MATERIAL SHOWN START
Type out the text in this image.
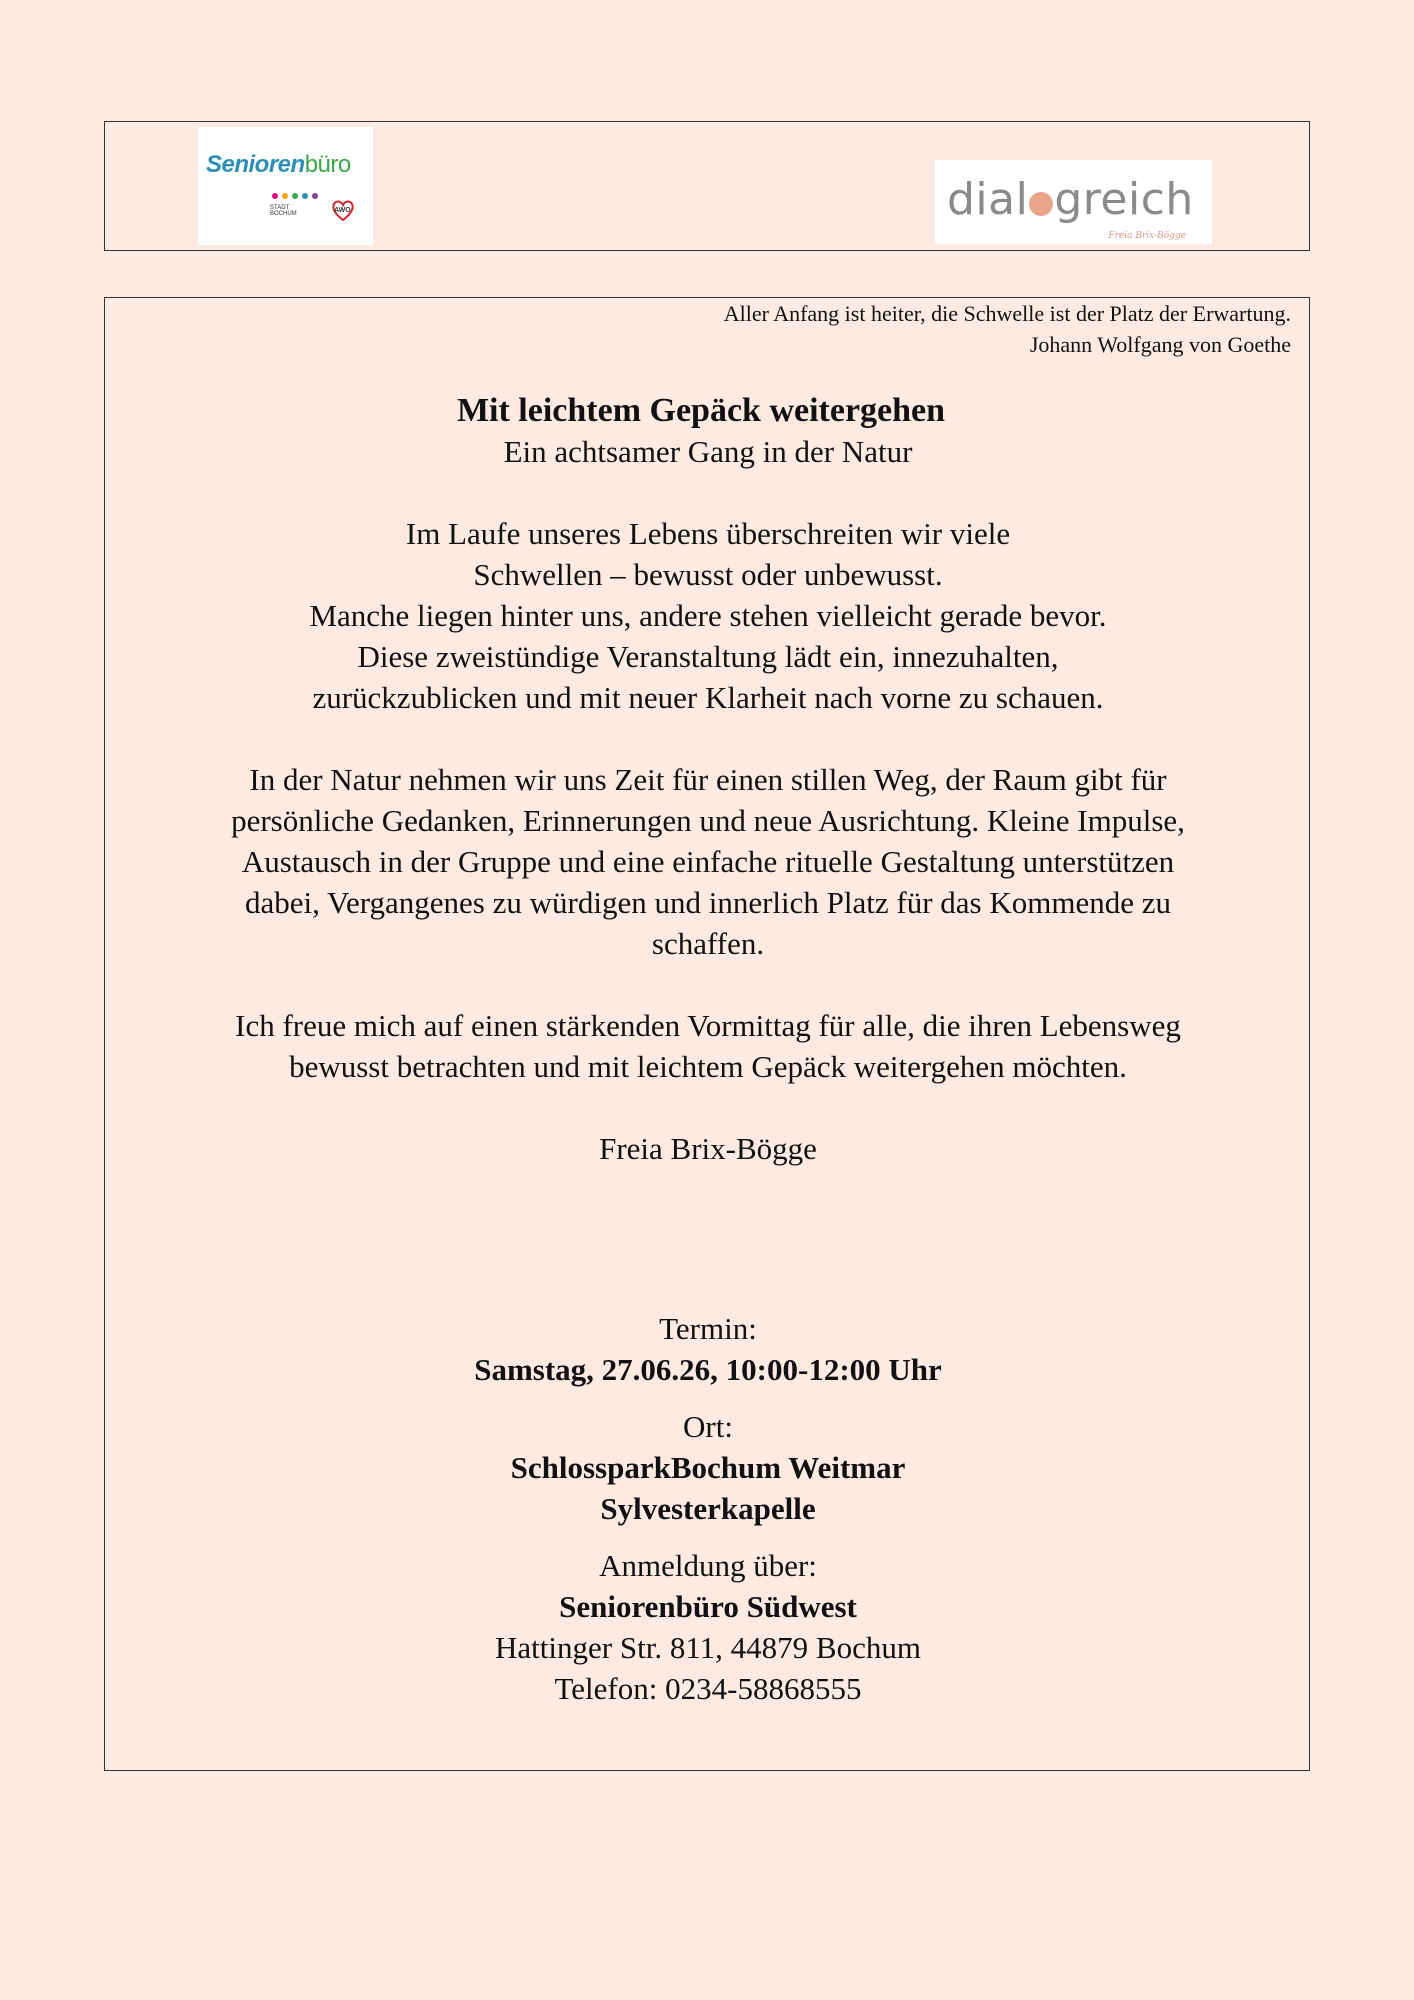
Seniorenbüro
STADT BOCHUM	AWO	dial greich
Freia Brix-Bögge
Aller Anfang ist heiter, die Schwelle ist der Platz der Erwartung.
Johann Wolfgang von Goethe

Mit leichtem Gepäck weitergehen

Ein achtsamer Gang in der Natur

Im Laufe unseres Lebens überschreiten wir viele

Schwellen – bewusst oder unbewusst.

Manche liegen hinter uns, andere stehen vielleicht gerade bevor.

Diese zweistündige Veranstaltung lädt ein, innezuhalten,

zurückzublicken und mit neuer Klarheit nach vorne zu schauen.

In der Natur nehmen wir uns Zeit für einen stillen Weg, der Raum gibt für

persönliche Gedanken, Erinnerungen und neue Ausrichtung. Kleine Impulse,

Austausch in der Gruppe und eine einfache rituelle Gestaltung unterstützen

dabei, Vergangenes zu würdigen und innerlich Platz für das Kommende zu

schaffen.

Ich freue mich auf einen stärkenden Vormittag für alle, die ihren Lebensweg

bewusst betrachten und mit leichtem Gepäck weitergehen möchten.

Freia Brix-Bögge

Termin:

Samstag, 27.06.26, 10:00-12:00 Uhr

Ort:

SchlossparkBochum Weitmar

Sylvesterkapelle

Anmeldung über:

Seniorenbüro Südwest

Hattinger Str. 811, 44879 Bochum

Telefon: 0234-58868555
MATERIAL SHOWN END
When you reach a picture in the records above, pass over it and transcribe the rest exactly.

▶ _FINISHED EXERCISE_
Type out the text in this image.
Seniorenbüro
STADT BOCHUM	AWO	dial greich
Freia Brix-Bögge
Aller Anfang ist heiter, die Schwelle ist der Platz der Erwartung.
Johann Wolfgang von Goethe

Mit leichtem Gepäck weitergehen

Ein achtsamer Gang in der Natur

Im Laufe unseres Lebens überschreiten wir viele

Schwellen – bewusst oder unbewusst.

Manche liegen hinter uns, andere stehen vielleicht gerade bevor.

Diese zweistündige Veranstaltung lädt ein, innezuhalten,

zurückzublicken und mit neuer Klarheit nach vorne zu schauen.

In der Natur nehmen wir uns Zeit für einen stillen Weg, der Raum gibt für

persönliche Gedanken, Erinnerungen und neue Ausrichtung. Kleine Impulse,

Austausch in der Gruppe und eine einfache rituelle Gestaltung unterstützen

dabei, Vergangenes zu würdigen und innerlich Platz für das Kommende zu

schaffen.

Ich freue mich auf einen stärkenden Vormittag für alle, die ihren Lebensweg

bewusst betrachten und mit leichtem Gepäck weitergehen möchten.

Freia Brix-Bögge

Termin:

Samstag, 27.06.26, 10:00-12:00 Uhr

Ort:

SchlossparkBochum Weitmar

Sylvesterkapelle

Anmeldung über:

Seniorenbüro Südwest

Hattinger Str. 811, 44879 Bochum

Telefon: 0234-58868555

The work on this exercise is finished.